++++ Data in this exercise ++++
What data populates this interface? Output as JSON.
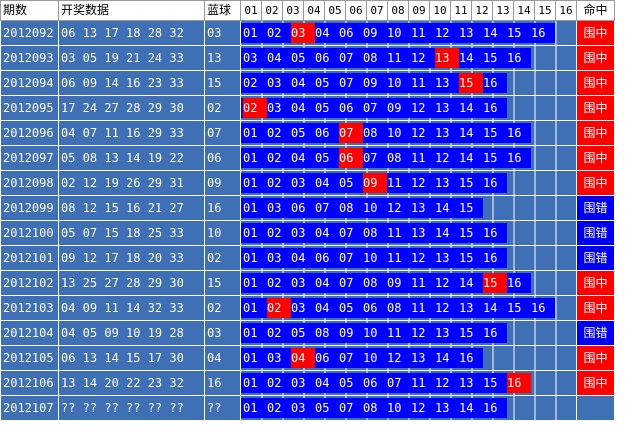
{
  "headers": {
    "period": "期数",
    "draw": "开奖数据",
    "blue": "蓝球",
    "balls": [
      "01",
      "02",
      "03",
      "04",
      "05",
      "06",
      "07",
      "08",
      "09",
      "10",
      "11",
      "12",
      "13",
      "14",
      "15",
      "16"
    ],
    "hit": "命中"
  },
  "rows": [
    {
      "period": "2012092",
      "draw": "06 13 17 18 28 32",
      "blue": "03",
      "picks": [
        "01",
        "02",
        "03",
        "04",
        "06",
        "09",
        "10",
        "11",
        "12",
        "13",
        "14",
        "15",
        "16"
      ],
      "hit": "围中"
    },
    {
      "period": "2012093",
      "draw": "03 05 19 21 24 33",
      "blue": "13",
      "picks": [
        "03",
        "04",
        "05",
        "06",
        "07",
        "08",
        "11",
        "12",
        "13",
        "14",
        "15",
        "16"
      ],
      "hit": "围中"
    },
    {
      "period": "2012094",
      "draw": "06 09 14 16 23 33",
      "blue": "15",
      "picks": [
        "02",
        "03",
        "04",
        "05",
        "07",
        "09",
        "10",
        "11",
        "13",
        "15",
        "16"
      ],
      "hit": "围中"
    },
    {
      "period": "2012095",
      "draw": "17 24 27 28 29 30",
      "blue": "02",
      "picks": [
        "02",
        "03",
        "04",
        "05",
        "06",
        "07",
        "09",
        "12",
        "13",
        "14",
        "16"
      ],
      "hit": "围中"
    },
    {
      "period": "2012096",
      "draw": "04 07 11 16 29 33",
      "blue": "07",
      "picks": [
        "01",
        "02",
        "05",
        "06",
        "07",
        "08",
        "10",
        "12",
        "13",
        "14",
        "15",
        "16"
      ],
      "hit": "围中"
    },
    {
      "period": "2012097",
      "draw": "05 08 13 14 19 22",
      "blue": "06",
      "picks": [
        "01",
        "02",
        "04",
        "05",
        "06",
        "07",
        "08",
        "11",
        "12",
        "14",
        "15",
        "16"
      ],
      "hit": "围中"
    },
    {
      "period": "2012098",
      "draw": "02 12 19 26 29 31",
      "blue": "09",
      "picks": [
        "01",
        "02",
        "03",
        "04",
        "05",
        "09",
        "11",
        "12",
        "13",
        "15",
        "16"
      ],
      "hit": "围中"
    },
    {
      "period": "2012099",
      "draw": "08 12 15 16 21 27",
      "blue": "16",
      "picks": [
        "01",
        "03",
        "06",
        "07",
        "08",
        "10",
        "12",
        "13",
        "14",
        "15"
      ],
      "hit": "围错"
    },
    {
      "period": "2012100",
      "draw": "05 07 15 18 25 33",
      "blue": "10",
      "picks": [
        "01",
        "02",
        "03",
        "04",
        "07",
        "08",
        "11",
        "13",
        "14",
        "15",
        "16"
      ],
      "hit": "围错"
    },
    {
      "period": "2012101",
      "draw": "09 12 17 18 20 33",
      "blue": "02",
      "picks": [
        "01",
        "03",
        "04",
        "06",
        "07",
        "10",
        "11",
        "12",
        "13",
        "15",
        "16"
      ],
      "hit": "围错"
    },
    {
      "period": "2012102",
      "draw": "13 25 27 28 29 30",
      "blue": "15",
      "picks": [
        "01",
        "02",
        "03",
        "04",
        "07",
        "08",
        "09",
        "11",
        "12",
        "14",
        "15",
        "16"
      ],
      "hit": "围中"
    },
    {
      "period": "2012103",
      "draw": "04 09 11 14 32 33",
      "blue": "02",
      "picks": [
        "01",
        "02",
        "03",
        "04",
        "05",
        "06",
        "08",
        "11",
        "12",
        "13",
        "14",
        "15",
        "16"
      ],
      "hit": "围中"
    },
    {
      "period": "2012104",
      "draw": "04 05 09 10 19 28",
      "blue": "03",
      "picks": [
        "01",
        "02",
        "05",
        "08",
        "09",
        "10",
        "11",
        "12",
        "13",
        "15",
        "16"
      ],
      "hit": "围错"
    },
    {
      "period": "2012105",
      "draw": "06 13 14 15 17 30",
      "blue": "04",
      "picks": [
        "01",
        "03",
        "04",
        "06",
        "07",
        "10",
        "12",
        "13",
        "14",
        "16"
      ],
      "hit": "围中"
    },
    {
      "period": "2012106",
      "draw": "13 14 20 22 23 32",
      "blue": "16",
      "picks": [
        "01",
        "02",
        "03",
        "04",
        "05",
        "06",
        "07",
        "11",
        "12",
        "13",
        "15",
        "16"
      ],
      "hit": "围中"
    },
    {
      "period": "2012107",
      "draw": "?? ?? ?? ?? ?? ??",
      "blue": "??",
      "picks": [
        "01",
        "02",
        "03",
        "05",
        "07",
        "08",
        "10",
        "12",
        "13",
        "14",
        "16"
      ],
      "hit": ""
    }
  ],
  "colors": {
    "row_bg": "#3f6fb4",
    "pick_bar": "#0000ff",
    "blue_highlight": "#ff0000",
    "hit_yes": "#ff0000",
    "hit_no": "#0000ee"
  }
}
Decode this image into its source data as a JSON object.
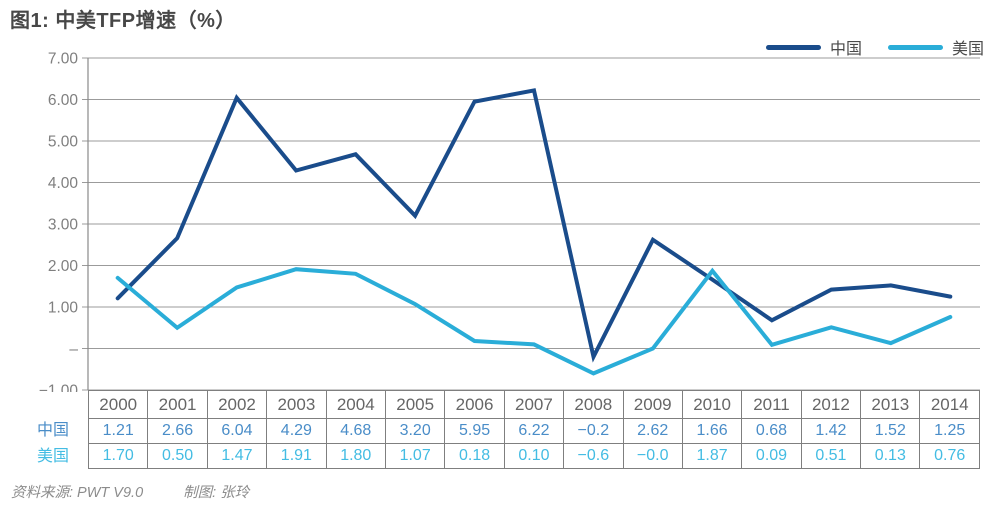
{
  "chart_data": {
    "type": "line",
    "title": "图1: 中美TFP增速（%）",
    "categories": [
      "2000",
      "2001",
      "2002",
      "2003",
      "2004",
      "2005",
      "2006",
      "2007",
      "2008",
      "2009",
      "2010",
      "2011",
      "2012",
      "2013",
      "2014"
    ],
    "series": [
      {
        "name": "中国",
        "color": "#1a4c8b",
        "values": [
          "1.21",
          "2.66",
          "6.04",
          "4.29",
          "4.68",
          "3.20",
          "5.95",
          "6.22",
          "−0.2",
          "2.62",
          "1.66",
          "0.68",
          "1.42",
          "1.52",
          "1.25"
        ]
      },
      {
        "name": "美国",
        "color": "#2aadd8",
        "values": [
          "1.70",
          "0.50",
          "1.47",
          "1.91",
          "1.80",
          "1.07",
          "0.18",
          "0.10",
          "−0.6",
          "−0.0",
          "1.87",
          "0.09",
          "0.51",
          "0.13",
          "0.76"
        ]
      }
    ],
    "xlabel": "",
    "ylabel": "",
    "ylim": [
      -1,
      7
    ],
    "y_ticks": [
      "7.00",
      "6.00",
      "5.00",
      "4.00",
      "3.00",
      "2.00",
      "1.00",
      "–",
      "−1.00"
    ],
    "grid": true,
    "legend_position": "top-right"
  },
  "colors": {
    "china_line": "#1a4c8b",
    "us_line": "#2aadd8",
    "china_text": "#4a8dc8",
    "us_text": "#43bce3",
    "gridline": "#9b9b9b",
    "axis": "#8a8a8a",
    "table_border": "#7f7f7f",
    "title_text": "#474747"
  },
  "footer": {
    "source": "资料来源: PWT V9.0",
    "credit": "制图: 张玲"
  }
}
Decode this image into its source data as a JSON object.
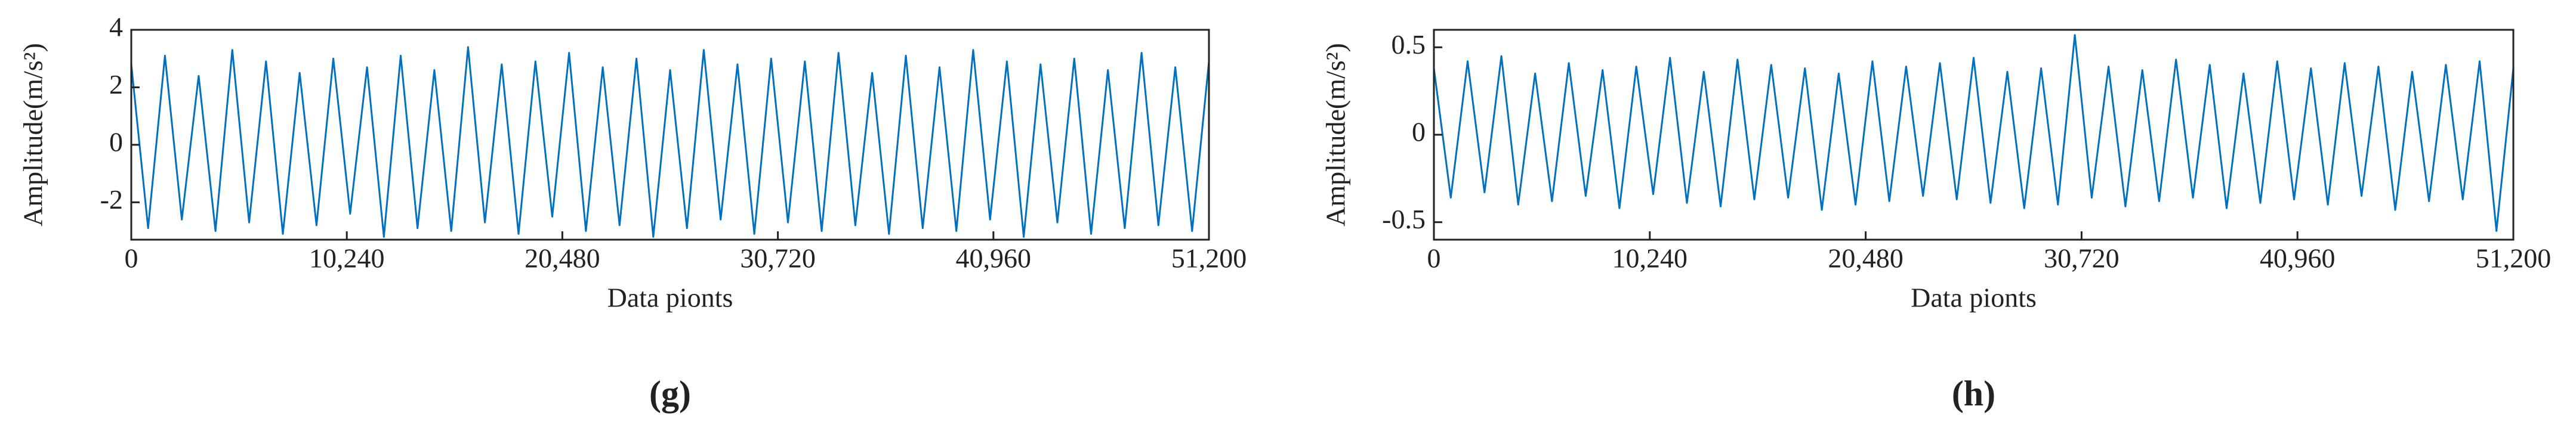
{
  "chart_data": [
    {
      "type": "line",
      "caption": "(g)",
      "ylabel": "Amplitude(m/s²)",
      "xlabel": "Data pionts",
      "xlim": [
        0,
        51200
      ],
      "xticks": [
        0,
        {
          "value": 10240,
          "label": "10,240"
        },
        {
          "value": 20480,
          "label": "20,480"
        },
        {
          "value": 30720,
          "label": "30,720"
        },
        {
          "value": 40960,
          "label": "40,960"
        },
        {
          "value": 51200,
          "label": "51,200"
        }
      ],
      "ylim": [
        -3.3,
        4
      ],
      "yticks": [
        -2,
        0,
        2,
        4
      ],
      "series": [
        {
          "color": "#0070c0",
          "x": [
            0,
            800,
            1600,
            2400,
            3200,
            4000,
            4800,
            5600,
            6400,
            7200,
            8000,
            8800,
            9600,
            10400,
            11200,
            12000,
            12800,
            13600,
            14400,
            15200,
            16000,
            16800,
            17600,
            18400,
            19200,
            20000,
            20800,
            21600,
            22400,
            23200,
            24000,
            24800,
            25600,
            26400,
            27200,
            28000,
            28800,
            29600,
            30400,
            31200,
            32000,
            32800,
            33600,
            34400,
            35200,
            36000,
            36800,
            37600,
            38400,
            39200,
            40000,
            40800,
            41600,
            42400,
            43200,
            44000,
            44800,
            45600,
            46400,
            47200,
            48000,
            48800,
            49600,
            50400,
            51200
          ],
          "values": [
            2.8,
            -2.9,
            3.1,
            -2.6,
            2.4,
            -3.0,
            3.3,
            -2.7,
            2.9,
            -3.1,
            2.5,
            -2.8,
            3.0,
            -2.4,
            2.7,
            -3.2,
            3.1,
            -2.9,
            2.6,
            -3.0,
            3.4,
            -2.7,
            2.8,
            -3.1,
            2.9,
            -2.5,
            3.2,
            -3.0,
            2.7,
            -2.8,
            3.0,
            -3.2,
            2.6,
            -2.9,
            3.3,
            -2.6,
            2.8,
            -3.1,
            3.0,
            -2.7,
            2.9,
            -3.0,
            3.2,
            -2.8,
            2.5,
            -3.1,
            3.1,
            -2.9,
            2.7,
            -3.0,
            3.3,
            -2.6,
            2.9,
            -3.2,
            2.8,
            -2.7,
            3.0,
            -3.1,
            2.6,
            -2.9,
            3.2,
            -2.8,
            2.7,
            -3.0,
            2.9
          ]
        }
      ]
    },
    {
      "type": "line",
      "caption": "(h)",
      "ylabel": "Amplitude(m/s²)",
      "xlabel": "Data pionts",
      "xlim": [
        0,
        51200
      ],
      "xticks": [
        0,
        {
          "value": 10240,
          "label": "10,240"
        },
        {
          "value": 20480,
          "label": "20,480"
        },
        {
          "value": 30720,
          "label": "30,720"
        },
        {
          "value": 40960,
          "label": "40,960"
        },
        {
          "value": 51200,
          "label": "51,200"
        }
      ],
      "ylim": [
        -0.6,
        0.6
      ],
      "yticks": [
        -0.5,
        0,
        0.5
      ],
      "series": [
        {
          "color": "#0070c0",
          "x": [
            0,
            800,
            1600,
            2400,
            3200,
            4000,
            4800,
            5600,
            6400,
            7200,
            8000,
            8800,
            9600,
            10400,
            11200,
            12000,
            12800,
            13600,
            14400,
            15200,
            16000,
            16800,
            17600,
            18400,
            19200,
            20000,
            20800,
            21600,
            22400,
            23200,
            24000,
            24800,
            25600,
            26400,
            27200,
            28000,
            28800,
            29600,
            30400,
            31200,
            32000,
            32800,
            33600,
            34400,
            35200,
            36000,
            36800,
            37600,
            38400,
            39200,
            40000,
            40800,
            41600,
            42400,
            43200,
            44000,
            44800,
            45600,
            46400,
            47200,
            48000,
            48800,
            49600,
            50400,
            51200
          ],
          "values": [
            0.38,
            -0.36,
            0.42,
            -0.33,
            0.45,
            -0.4,
            0.35,
            -0.38,
            0.41,
            -0.35,
            0.37,
            -0.42,
            0.39,
            -0.34,
            0.44,
            -0.39,
            0.36,
            -0.41,
            0.43,
            -0.37,
            0.4,
            -0.36,
            0.38,
            -0.43,
            0.35,
            -0.4,
            0.42,
            -0.38,
            0.39,
            -0.35,
            0.41,
            -0.37,
            0.44,
            -0.39,
            0.36,
            -0.42,
            0.38,
            -0.4,
            0.57,
            -0.36,
            0.39,
            -0.41,
            0.37,
            -0.38,
            0.43,
            -0.36,
            0.4,
            -0.42,
            0.35,
            -0.39,
            0.42,
            -0.37,
            0.38,
            -0.4,
            0.41,
            -0.35,
            0.39,
            -0.43,
            0.36,
            -0.38,
            0.4,
            -0.37,
            0.42,
            -0.55,
            0.38
          ]
        }
      ]
    }
  ]
}
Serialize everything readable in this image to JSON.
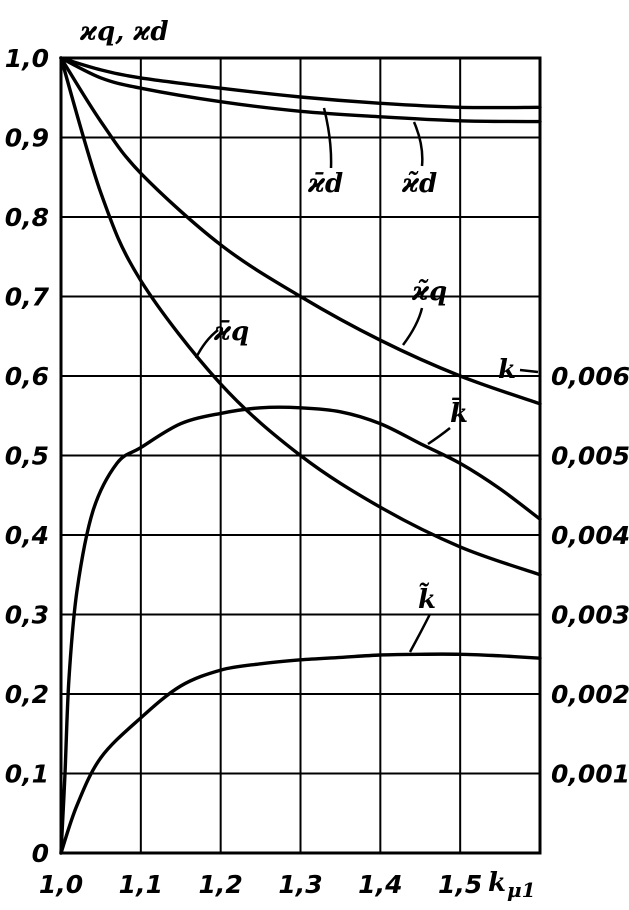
{
  "chart_data": {
    "type": "line",
    "xlabel": "k",
    "xlabel_sub": "μ1",
    "ylabel": "ϰq, ϰd",
    "xlim": [
      1.0,
      1.6
    ],
    "ylim": [
      0,
      1.0
    ],
    "y2lim": [
      0,
      0.01
    ],
    "x_ticks": [
      "1,0",
      "1,1",
      "1,2",
      "1,3",
      "1,4",
      "1,5"
    ],
    "y_ticks": [
      "0",
      "0,1",
      "0,2",
      "0,3",
      "0,4",
      "0,5",
      "0,6",
      "0,7",
      "0,8",
      "0,9",
      "1,0"
    ],
    "y2_ticks": [
      "0,001",
      "0,002",
      "0,003",
      "0,004",
      "0,005",
      "0,006"
    ],
    "y2_label": "k",
    "grid": true,
    "series": [
      {
        "name": "ϰ̄d",
        "axis": "left",
        "x": [
          1.0,
          1.05,
          1.1,
          1.2,
          1.3,
          1.4,
          1.5,
          1.6
        ],
        "y": [
          1.0,
          0.975,
          0.962,
          0.945,
          0.933,
          0.926,
          0.921,
          0.92
        ]
      },
      {
        "name": "ϰ̃d",
        "axis": "left",
        "x": [
          1.0,
          1.05,
          1.1,
          1.2,
          1.3,
          1.4,
          1.5,
          1.6
        ],
        "y": [
          1.0,
          0.985,
          0.975,
          0.962,
          0.951,
          0.943,
          0.938,
          0.938
        ]
      },
      {
        "name": "ϰ̃q",
        "axis": "left",
        "x": [
          1.0,
          1.05,
          1.1,
          1.2,
          1.3,
          1.4,
          1.5,
          1.6
        ],
        "y": [
          1.0,
          0.92,
          0.855,
          0.765,
          0.7,
          0.645,
          0.6,
          0.565
        ]
      },
      {
        "name": "ϰ̄q",
        "axis": "left",
        "x": [
          1.0,
          1.05,
          1.1,
          1.2,
          1.3,
          1.4,
          1.5,
          1.6
        ],
        "y": [
          1.0,
          0.83,
          0.72,
          0.59,
          0.5,
          0.435,
          0.385,
          0.35
        ]
      },
      {
        "name": "k̄",
        "axis": "right",
        "x": [
          1.0,
          1.005,
          1.01,
          1.02,
          1.04,
          1.07,
          1.1,
          1.15,
          1.2,
          1.25,
          1.3,
          1.35,
          1.4,
          1.45,
          1.5,
          1.55,
          1.6
        ],
        "y": [
          0.0,
          0.001,
          0.0022,
          0.0033,
          0.0043,
          0.0049,
          0.0051,
          0.0054,
          0.00553,
          0.0056,
          0.0056,
          0.00555,
          0.0054,
          0.00515,
          0.0049,
          0.00458,
          0.0042
        ]
      },
      {
        "name": "k̃",
        "axis": "right",
        "x": [
          1.0,
          1.02,
          1.05,
          1.1,
          1.15,
          1.2,
          1.25,
          1.3,
          1.35,
          1.4,
          1.45,
          1.5,
          1.55,
          1.6
        ],
        "y": [
          0.0,
          0.0006,
          0.0012,
          0.0017,
          0.0021,
          0.0023,
          0.00238,
          0.00243,
          0.00246,
          0.00249,
          0.0025,
          0.0025,
          0.00248,
          0.00245
        ]
      }
    ]
  }
}
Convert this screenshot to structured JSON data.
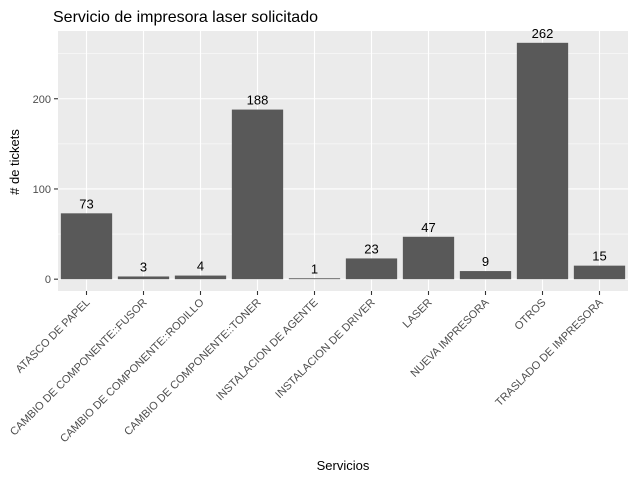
++++
▶ **Direction**
Go through the material and select each line with the string "name" in it.

▶ **Solution to this task**
        "name": "中国",
        "name": "美国",
        "name": "ϰ̄d",
        "name": "ϰ̃d",
        "name": "ϰ̃q",
        "name": "ϰ̄q",
        "name": "k̄",
        "name": "k̃",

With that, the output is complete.